**WORK TO DO**: In the blog excerpt, which two places does the writer name as the destinations of the first mission trip?

**PROVIDED PASSAGE**:
◇ ◇ ◇ ◇
Photos will be up when i get the time to put them up. Watch this SPACE!!!

Wednesday 13 July 2005

Madagascar: NOT the movie.

Well, I think this will be my last post for awhile, not that i've been posting much anyway..... The time between my last post and now has been pretty hectic, i dare say its been one of the craziest periods of my life so far.

That's a big call, whenever u r comparing it to all the other events in your LIFE. But i think its right up there. This is mainly coz work has been crazy, so that's the entire day taken up. On top of that, i still have my daily commitments at nights, which really leaves only monday nite free for me. But now, i've started playing basketball on monday nites, so i dont think i've got a spare weeknite anymore......... i think i'm gonna hafta reassess my commitments. I dont think i'm burning out, but i probably could if i'm not careful.

I'm leaving for Africa on friday night, which is the other reason why i havent been blogging much or will be for the next few weeks. Preparation for the trip has been mad as well, especially when things have been quite disorganised. So the last few days leading up to our departure, there's been a mad dash to get things done.

For those that dont know, i'll be heading on my 1st mission trip ever, to africa, namely; Mauritius & Madagascar. We'll be going there to teach the existing church pastors and leadership groups there, which to me is one of the most challenging things i have ever done. I mean its one thing advising a graduate at work, but teaching the bible to pastors!? ME!?

I'll be honest and say that i had my doubts leading up to our departure. I mean, i've never had any teaching/lecturing experience in my life, let alone any theological training. But this week has been good, it's made me realise that God can work thru me, and its amazing the amt of stuff i'm taking in just before my departure. I just wish i had started a LOT earlier......

Feel free to drop me an email whilst i'm away, it'll be nice to hear from ppl!!! (If i can find internet access over there!)

Friday 24 June 2005

Friday night city shopping

I havent been into the city in quite awhile, and i was reminded very quickly why i detested it in the 1st place.... parking was a real hassle and expensive too! Gone are the days of free parking....

Another sight to behold were the people that constituted the "crowd" in the bustling city of perth.... most who live here would agree that's we're in a rather chilly spell at the moment. So seeing girls in the shortest of short skirts and skimpy singlet tops was quite a sight... i thought was in the middle of summer, apart from the touch of frost on my brow..... ;)

Then a girl with a dog collar..... i know, it's so 2 or 3 or 4 yrs ago, (or whenever!) so its not the collar i was suprised about, it was more the chain attached to it! And the chain was clasped by this man (or was it a manly woman?) And He/She was leading her around Forrest Chase! WTF!?

But the plus side of the city at the moment are the number of sales on! And they're pretty good quality, not those rubbishy sales where the stuff they're trying to get rid off are on sale only. There's actually worthwhile items this time!

Thank goodness for my self-restraint........ :)

Tuesday 21 June 2005

Sinking sand...

I must appear to be a very angry person...... especially since my last post was about venting. What i'm about to write may appear to be more venting, but this is REALLY bugging me, so out it comes......

I've been having real issues with responsiblity and people pulling their weight, the last couple of months. It's not the majority mind you, more the minority. The worst thing about it is that i totally do NOT want to sound self-righteous about it, but when it comes down to it, i feel like I've been doing all the bloody work and noone around me bothers to lift a fat finger!!! Sure its easy to think inwardly here, as there is some bias to the thought, but as the workload piles on from everywhere, i feel like i'm being stretched thin over everything, so i can no longer produce my best efforts for the tasks!
◇ ◇ ◇ ◇
Listings of boxed layout items:
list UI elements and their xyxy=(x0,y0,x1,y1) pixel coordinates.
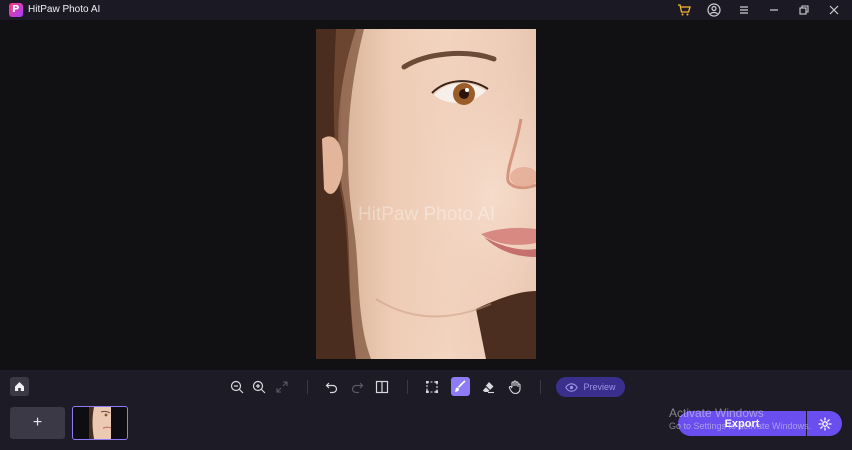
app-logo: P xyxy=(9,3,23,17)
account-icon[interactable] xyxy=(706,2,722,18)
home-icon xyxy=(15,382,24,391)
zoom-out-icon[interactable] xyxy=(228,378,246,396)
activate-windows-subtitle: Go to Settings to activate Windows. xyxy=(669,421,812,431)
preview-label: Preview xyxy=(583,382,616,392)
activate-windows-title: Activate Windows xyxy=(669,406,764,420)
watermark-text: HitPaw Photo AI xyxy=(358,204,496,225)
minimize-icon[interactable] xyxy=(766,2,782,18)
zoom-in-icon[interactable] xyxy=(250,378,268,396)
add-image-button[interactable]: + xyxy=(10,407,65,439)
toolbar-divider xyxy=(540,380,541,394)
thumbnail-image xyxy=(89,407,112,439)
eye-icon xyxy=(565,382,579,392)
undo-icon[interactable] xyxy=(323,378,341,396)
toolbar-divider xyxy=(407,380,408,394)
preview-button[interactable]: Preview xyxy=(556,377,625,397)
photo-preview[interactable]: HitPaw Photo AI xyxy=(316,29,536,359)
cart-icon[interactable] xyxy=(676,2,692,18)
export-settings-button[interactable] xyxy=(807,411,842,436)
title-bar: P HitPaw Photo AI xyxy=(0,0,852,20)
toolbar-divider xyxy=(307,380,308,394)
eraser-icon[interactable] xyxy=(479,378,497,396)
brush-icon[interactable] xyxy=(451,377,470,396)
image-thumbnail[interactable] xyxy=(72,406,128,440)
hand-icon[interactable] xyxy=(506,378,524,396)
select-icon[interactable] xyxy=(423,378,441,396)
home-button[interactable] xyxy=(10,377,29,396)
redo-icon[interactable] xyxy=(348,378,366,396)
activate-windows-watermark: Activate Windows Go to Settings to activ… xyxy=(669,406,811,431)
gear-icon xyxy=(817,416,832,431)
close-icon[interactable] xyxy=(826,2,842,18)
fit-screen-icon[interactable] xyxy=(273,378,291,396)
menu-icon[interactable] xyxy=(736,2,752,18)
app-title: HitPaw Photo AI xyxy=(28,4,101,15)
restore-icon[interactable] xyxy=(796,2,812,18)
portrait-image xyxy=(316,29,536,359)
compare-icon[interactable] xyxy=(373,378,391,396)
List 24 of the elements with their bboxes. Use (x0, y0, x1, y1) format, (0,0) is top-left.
◇ ◇ ◇ ◇
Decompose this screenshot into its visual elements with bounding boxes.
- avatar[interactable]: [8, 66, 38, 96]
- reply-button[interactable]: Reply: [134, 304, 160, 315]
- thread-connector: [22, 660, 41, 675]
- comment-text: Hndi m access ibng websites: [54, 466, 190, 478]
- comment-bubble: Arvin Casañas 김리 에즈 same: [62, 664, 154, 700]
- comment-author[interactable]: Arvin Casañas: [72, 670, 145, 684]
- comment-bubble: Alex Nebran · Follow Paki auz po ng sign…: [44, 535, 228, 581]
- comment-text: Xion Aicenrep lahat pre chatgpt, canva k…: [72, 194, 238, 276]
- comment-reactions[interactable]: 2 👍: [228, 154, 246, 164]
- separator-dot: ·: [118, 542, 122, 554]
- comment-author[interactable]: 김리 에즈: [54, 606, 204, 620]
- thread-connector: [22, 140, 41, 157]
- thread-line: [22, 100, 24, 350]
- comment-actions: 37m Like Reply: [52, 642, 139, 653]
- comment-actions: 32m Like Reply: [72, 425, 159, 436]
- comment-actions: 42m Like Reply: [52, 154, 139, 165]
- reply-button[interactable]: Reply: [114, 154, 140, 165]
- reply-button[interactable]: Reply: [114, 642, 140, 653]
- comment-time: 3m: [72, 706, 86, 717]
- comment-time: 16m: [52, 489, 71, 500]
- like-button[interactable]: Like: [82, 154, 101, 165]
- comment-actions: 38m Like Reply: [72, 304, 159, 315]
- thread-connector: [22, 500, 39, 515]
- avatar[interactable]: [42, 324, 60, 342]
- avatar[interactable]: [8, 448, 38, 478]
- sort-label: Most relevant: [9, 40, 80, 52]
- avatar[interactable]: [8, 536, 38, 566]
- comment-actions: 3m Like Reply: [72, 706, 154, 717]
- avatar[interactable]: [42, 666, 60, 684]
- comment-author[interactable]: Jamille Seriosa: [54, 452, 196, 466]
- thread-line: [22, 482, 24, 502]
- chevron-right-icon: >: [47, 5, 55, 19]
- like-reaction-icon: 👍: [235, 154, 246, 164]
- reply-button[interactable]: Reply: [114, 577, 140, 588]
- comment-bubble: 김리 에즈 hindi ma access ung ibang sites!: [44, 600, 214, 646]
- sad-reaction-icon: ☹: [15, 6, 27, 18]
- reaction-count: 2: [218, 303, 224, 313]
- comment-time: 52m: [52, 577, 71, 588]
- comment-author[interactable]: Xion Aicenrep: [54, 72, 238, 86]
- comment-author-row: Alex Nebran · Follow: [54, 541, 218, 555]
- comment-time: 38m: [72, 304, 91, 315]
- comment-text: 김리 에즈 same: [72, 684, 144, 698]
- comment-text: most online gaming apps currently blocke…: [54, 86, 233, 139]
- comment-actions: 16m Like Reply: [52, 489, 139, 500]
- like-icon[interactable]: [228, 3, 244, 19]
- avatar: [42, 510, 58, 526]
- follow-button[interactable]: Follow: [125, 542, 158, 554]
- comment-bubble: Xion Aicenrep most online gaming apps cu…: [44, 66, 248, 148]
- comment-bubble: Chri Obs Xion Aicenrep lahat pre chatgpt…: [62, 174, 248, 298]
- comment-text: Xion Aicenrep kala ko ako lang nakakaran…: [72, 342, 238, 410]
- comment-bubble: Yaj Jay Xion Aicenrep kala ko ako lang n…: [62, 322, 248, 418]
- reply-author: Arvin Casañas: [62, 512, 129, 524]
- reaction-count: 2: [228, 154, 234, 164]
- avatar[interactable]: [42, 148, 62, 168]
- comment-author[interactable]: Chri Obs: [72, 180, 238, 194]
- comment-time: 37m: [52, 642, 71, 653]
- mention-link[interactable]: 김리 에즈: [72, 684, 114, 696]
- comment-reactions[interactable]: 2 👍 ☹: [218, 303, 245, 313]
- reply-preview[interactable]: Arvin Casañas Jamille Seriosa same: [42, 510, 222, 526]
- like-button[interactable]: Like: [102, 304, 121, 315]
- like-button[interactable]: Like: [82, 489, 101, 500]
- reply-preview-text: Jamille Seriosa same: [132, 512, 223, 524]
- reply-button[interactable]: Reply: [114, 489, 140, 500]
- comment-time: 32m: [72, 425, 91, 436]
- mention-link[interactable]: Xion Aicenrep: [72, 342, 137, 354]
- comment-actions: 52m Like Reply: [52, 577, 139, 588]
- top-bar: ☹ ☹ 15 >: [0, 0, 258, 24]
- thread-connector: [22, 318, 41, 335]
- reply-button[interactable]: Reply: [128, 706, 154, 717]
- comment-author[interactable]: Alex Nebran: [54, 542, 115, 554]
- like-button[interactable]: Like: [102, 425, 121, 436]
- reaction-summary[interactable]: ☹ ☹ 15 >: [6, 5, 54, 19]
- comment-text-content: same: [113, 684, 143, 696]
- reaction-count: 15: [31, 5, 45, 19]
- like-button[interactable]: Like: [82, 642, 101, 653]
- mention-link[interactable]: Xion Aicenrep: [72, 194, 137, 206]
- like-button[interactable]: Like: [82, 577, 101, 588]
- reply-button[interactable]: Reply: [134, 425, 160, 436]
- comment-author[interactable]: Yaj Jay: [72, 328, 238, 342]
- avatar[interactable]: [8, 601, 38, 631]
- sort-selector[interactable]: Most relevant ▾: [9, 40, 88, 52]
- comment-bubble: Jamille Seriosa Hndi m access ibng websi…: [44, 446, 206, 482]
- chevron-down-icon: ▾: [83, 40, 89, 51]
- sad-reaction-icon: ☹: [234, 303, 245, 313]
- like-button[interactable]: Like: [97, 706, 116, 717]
◇ ◇ ◇ ◇
**WRITTEN ANSWER**: Mauritius and Madagascar.